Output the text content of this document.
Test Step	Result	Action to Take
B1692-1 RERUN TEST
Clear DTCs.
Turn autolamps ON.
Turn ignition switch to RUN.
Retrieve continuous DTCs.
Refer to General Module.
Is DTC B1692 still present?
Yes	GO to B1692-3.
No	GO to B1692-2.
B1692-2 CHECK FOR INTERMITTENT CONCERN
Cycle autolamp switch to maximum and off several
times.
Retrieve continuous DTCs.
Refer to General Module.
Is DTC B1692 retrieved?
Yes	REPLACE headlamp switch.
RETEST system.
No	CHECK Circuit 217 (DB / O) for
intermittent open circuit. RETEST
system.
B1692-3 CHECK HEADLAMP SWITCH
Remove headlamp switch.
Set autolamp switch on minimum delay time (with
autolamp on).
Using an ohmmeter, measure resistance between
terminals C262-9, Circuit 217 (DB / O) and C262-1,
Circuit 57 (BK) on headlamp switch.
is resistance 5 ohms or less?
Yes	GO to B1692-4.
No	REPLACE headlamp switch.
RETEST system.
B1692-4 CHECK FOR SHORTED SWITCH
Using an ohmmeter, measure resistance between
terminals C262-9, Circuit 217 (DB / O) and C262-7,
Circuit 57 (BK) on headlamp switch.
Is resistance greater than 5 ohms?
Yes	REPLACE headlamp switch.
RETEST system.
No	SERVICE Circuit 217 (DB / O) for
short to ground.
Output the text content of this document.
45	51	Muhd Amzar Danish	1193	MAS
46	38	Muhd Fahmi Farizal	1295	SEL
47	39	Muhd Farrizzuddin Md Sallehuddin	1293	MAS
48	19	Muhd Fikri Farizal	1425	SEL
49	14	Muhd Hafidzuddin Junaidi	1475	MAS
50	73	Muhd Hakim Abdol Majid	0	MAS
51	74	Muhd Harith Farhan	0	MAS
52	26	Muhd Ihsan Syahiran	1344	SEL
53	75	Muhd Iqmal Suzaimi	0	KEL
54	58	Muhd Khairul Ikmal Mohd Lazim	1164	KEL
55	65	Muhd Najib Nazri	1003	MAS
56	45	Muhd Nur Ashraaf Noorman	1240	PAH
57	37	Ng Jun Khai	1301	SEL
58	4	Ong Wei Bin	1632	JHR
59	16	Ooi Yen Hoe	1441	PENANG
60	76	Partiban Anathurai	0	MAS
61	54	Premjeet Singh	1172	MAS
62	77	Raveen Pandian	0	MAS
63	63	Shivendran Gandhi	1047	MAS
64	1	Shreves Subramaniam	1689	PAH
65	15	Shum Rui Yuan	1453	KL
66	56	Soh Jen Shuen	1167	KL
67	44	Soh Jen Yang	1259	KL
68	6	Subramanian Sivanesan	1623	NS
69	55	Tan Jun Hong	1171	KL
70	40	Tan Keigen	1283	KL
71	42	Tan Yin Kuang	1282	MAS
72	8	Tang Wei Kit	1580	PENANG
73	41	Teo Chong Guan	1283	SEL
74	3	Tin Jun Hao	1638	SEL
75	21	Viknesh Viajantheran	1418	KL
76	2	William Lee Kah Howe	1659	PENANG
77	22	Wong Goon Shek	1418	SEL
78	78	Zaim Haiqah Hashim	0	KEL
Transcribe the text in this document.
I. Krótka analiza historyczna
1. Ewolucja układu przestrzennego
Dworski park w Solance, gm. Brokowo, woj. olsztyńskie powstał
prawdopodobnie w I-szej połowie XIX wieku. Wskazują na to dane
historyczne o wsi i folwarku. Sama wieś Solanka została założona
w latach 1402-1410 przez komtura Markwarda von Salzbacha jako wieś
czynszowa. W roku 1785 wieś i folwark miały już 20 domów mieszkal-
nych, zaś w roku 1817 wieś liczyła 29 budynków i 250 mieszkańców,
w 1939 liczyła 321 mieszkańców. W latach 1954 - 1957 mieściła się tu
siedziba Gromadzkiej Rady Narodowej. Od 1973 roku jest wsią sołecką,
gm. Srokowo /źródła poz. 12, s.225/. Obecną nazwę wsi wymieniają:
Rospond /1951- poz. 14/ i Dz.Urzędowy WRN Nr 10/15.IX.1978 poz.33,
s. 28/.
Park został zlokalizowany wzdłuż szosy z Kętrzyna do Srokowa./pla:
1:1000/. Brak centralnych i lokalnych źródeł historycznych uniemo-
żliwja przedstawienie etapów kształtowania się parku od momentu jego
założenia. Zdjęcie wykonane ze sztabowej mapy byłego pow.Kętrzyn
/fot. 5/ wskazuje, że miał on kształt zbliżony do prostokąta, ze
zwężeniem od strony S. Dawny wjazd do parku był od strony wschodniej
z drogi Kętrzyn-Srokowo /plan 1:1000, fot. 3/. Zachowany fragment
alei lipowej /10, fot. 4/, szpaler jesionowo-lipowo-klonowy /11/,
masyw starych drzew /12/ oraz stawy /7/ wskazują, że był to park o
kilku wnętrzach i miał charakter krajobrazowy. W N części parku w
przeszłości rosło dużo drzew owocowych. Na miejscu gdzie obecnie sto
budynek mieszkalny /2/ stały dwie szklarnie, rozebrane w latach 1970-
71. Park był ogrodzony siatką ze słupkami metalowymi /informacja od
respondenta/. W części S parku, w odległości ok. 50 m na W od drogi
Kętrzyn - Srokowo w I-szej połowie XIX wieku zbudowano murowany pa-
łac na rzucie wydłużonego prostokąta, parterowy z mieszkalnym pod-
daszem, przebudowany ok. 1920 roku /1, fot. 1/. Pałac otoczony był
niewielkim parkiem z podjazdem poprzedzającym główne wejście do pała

**Exercise:**
Print the records above exactly as they appear.

**Task answer:**
Output the text content of this document.
Test Step	Result	Action to Take
B1692-1 RERUN TEST
Clear DTCs.
Turn autolamps ON.
Turn ignition switch to RUN.
Retrieve continuous DTCs.
Refer to General Module.
Is DTC B1692 still present?
Yes	GO to B1692-3.
No	GO to B1692-2.
B1692-2 CHECK FOR INTERMITTENT CONCERN
Cycle autolamp switch to maximum and off several
times.
Retrieve continuous DTCs.
Refer to General Module.
Is DTC B1692 retrieved?
Yes	REPLACE headlamp switch.
RETEST system.
No	CHECK Circuit 217 (DB / O) for
intermittent open circuit. RETEST
system.
B1692-3 CHECK HEADLAMP SWITCH
Remove headlamp switch.
Set autolamp switch on minimum delay time (with
autolamp on).
Using an ohmmeter, measure resistance between
terminals C262-9, Circuit 217 (DB / O) and C262-1,
Circuit 57 (BK) on headlamp switch.
is resistance 5 ohms or less?
Yes	GO to B1692-4.
No	REPLACE headlamp switch.
RETEST system.
B1692-4 CHECK FOR SHORTED SWITCH
Using an ohmmeter, measure resistance between
terminals C262-9, Circuit 217 (DB / O) and C262-7,
Circuit 57 (BK) on headlamp switch.
Is resistance greater than 5 ohms?
Yes	REPLACE headlamp switch.
RETEST system.
No	SERVICE Circuit 217 (DB / O) for
short to ground.
Output the text content of this document.
45	51	Muhd Amzar Danish	1193	MAS
46	38	Muhd Fahmi Farizal	1295	SEL
47	39	Muhd Farrizzuddin Md Sallehuddin	1293	MAS
48	19	Muhd Fikri Farizal	1425	SEL
49	14	Muhd Hafidzuddin Junaidi	1475	MAS
50	73	Muhd Hakim Abdol Majid	0	MAS
51	74	Muhd Harith Farhan	0	MAS
52	26	Muhd Ihsan Syahiran	1344	SEL
53	75	Muhd Iqmal Suzaimi	0	KEL
54	58	Muhd Khairul Ikmal Mohd Lazim	1164	KEL
55	65	Muhd Najib Nazri	1003	MAS
56	45	Muhd Nur Ashraaf Noorman	1240	PAH
57	37	Ng Jun Khai	1301	SEL
58	4	Ong Wei Bin	1632	JHR
59	16	Ooi Yen Hoe	1441	PENANG
60	76	Partiban Anathurai	0	MAS
61	54	Premjeet Singh	1172	MAS
62	77	Raveen Pandian	0	MAS
63	63	Shivendran Gandhi	1047	MAS
64	1	Shreves Subramaniam	1689	PAH
65	15	Shum Rui Yuan	1453	KL
66	56	Soh Jen Shuen	1167	KL
67	44	Soh Jen Yang	1259	KL
68	6	Subramanian Sivanesan	1623	NS
69	55	Tan Jun Hong	1171	KL
70	40	Tan Keigen	1283	KL
71	42	Tan Yin Kuang	1282	MAS
72	8	Tang Wei Kit	1580	PENANG
73	41	Teo Chong Guan	1283	SEL
74	3	Tin Jun Hao	1638	SEL
75	21	Viknesh Viajantheran	1418	KL
76	2	William Lee Kah Howe	1659	PENANG
77	22	Wong Goon Shek	1418	SEL
78	78	Zaim Haiqah Hashim	0	KEL
Transcribe the text in this document.
I. Krótka analiza historyczna
1. Ewolucja układu przestrzennego
Dworski park w Solance, gm. Brokowo, woj. olsztyńskie powstał
prawdopodobnie w I-szej połowie XIX wieku. Wskazują na to dane
historyczne o wsi i folwarku. Sama wieś Solanka została założona
w latach 1402-1410 przez komtura Markwarda von Salzbacha jako wieś
czynszowa. W roku 1785 wieś i folwark miały już 20 domów mieszkal-
nych, zaś w roku 1817 wieś liczyła 29 budynków i 250 mieszkańców,
w 1939 liczyła 321 mieszkańców. W latach 1954 - 1957 mieściła się tu
siedziba Gromadzkiej Rady Narodowej. Od 1973 roku jest wsią sołecką,
gm. Srokowo /źródła poz. 12, s.225/. Obecną nazwę wsi wymieniają:
Rospond /1951- poz. 14/ i Dz.Urzędowy WRN Nr 10/15.IX.1978 poz.33,
s. 28/.
Park został zlokalizowany wzdłuż szosy z Kętrzyna do Srokowa./pla:
1:1000/. Brak centralnych i lokalnych źródeł historycznych uniemo-
żliwja przedstawienie etapów kształtowania się parku od momentu jego
założenia. Zdjęcie wykonane ze sztabowej mapy byłego pow.Kętrzyn
/fot. 5/ wskazuje, że miał on kształt zbliżony do prostokąta, ze
zwężeniem od strony S. Dawny wjazd do parku był od strony wschodniej
z drogi Kętrzyn-Srokowo /plan 1:1000, fot. 3/. Zachowany fragment
alei lipowej /10, fot. 4/, szpaler jesionowo-lipowo-klonowy /11/,
masyw starych drzew /12/ oraz stawy /7/ wskazują, że był to park o
kilku wnętrzach i miał charakter krajobrazowy. W N części parku w
przeszłości rosło dużo drzew owocowych. Na miejscu gdzie obecnie sto
budynek mieszkalny /2/ stały dwie szklarnie, rozebrane w latach 1970-
71. Park był ogrodzony siatką ze słupkami metalowymi /informacja od
respondenta/. W części S parku, w odległości ok. 50 m na W od drogi
Kętrzyn - Srokowo w I-szej połowie XIX wieku zbudowano murowany pa-
łac na rzucie wydłużonego prostokąta, parterowy z mieszkalnym pod-
daszem, przebudowany ok. 1920 roku /1, fot. 1/. Pałac otoczony był
niewielkim parkiem z podjazdem poprzedzającym główne wejście do pała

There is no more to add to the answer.